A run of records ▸
—————

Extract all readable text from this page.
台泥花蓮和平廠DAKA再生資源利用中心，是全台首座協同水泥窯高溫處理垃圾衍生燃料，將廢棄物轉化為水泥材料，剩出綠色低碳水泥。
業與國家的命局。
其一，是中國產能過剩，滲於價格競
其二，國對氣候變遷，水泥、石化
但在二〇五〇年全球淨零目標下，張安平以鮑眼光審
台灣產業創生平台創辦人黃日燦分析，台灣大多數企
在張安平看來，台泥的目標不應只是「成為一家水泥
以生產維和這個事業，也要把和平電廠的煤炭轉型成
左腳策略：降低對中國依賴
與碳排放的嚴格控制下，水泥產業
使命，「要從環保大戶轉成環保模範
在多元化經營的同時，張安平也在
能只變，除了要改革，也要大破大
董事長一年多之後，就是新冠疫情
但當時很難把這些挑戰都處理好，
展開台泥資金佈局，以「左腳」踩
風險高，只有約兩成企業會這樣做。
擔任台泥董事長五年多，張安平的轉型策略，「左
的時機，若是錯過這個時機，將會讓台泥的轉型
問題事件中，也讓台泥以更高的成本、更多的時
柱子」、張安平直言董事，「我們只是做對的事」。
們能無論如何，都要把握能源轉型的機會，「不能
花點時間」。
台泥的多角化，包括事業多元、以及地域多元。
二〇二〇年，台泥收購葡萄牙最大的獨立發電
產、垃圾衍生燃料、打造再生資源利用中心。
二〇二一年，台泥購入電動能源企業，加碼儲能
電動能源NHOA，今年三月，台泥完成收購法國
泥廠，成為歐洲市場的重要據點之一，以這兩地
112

—————

WRITTEN EXERCISE ▸ Write the data from above out again, exactly.

THE SOLUTION ▸
Extract all readable text from this page.
台泥花蓮和平廠DAKA再生資源利用中心，是全台首座協同水泥窯高溫處理垃圾衍生燃料，將廢棄物轉化為水泥材料，剩出綠色低碳水泥。
業與國家的命局。
其一，是中國產能過剩，滲於價格競
其二，國對氣候變遷，水泥、石化
但在二〇五〇年全球淨零目標下，張安平以鮑眼光審
台灣產業創生平台創辦人黃日燦分析，台灣大多數企
在張安平看來，台泥的目標不應只是「成為一家水泥
以生產維和這個事業，也要把和平電廠的煤炭轉型成
左腳策略：降低對中國依賴
與碳排放的嚴格控制下，水泥產業
使命，「要從環保大戶轉成環保模範
在多元化經營的同時，張安平也在
能只變，除了要改革，也要大破大
董事長一年多之後，就是新冠疫情
但當時很難把這些挑戰都處理好，
展開台泥資金佈局，以「左腳」踩
風險高，只有約兩成企業會這樣做。
擔任台泥董事長五年多，張安平的轉型策略，「左
的時機，若是錯過這個時機，將會讓台泥的轉型
問題事件中，也讓台泥以更高的成本、更多的時
柱子」、張安平直言董事，「我們只是做對的事」。
們能無論如何，都要把握能源轉型的機會，「不能
花點時間」。
台泥的多角化，包括事業多元、以及地域多元。
二〇二〇年，台泥收購葡萄牙最大的獨立發電
產、垃圾衍生燃料、打造再生資源利用中心。
二〇二一年，台泥購入電動能源企業，加碼儲能
電動能源NHOA，今年三月，台泥完成收購法國
泥廠，成為歐洲市場的重要據點之一，以這兩地
112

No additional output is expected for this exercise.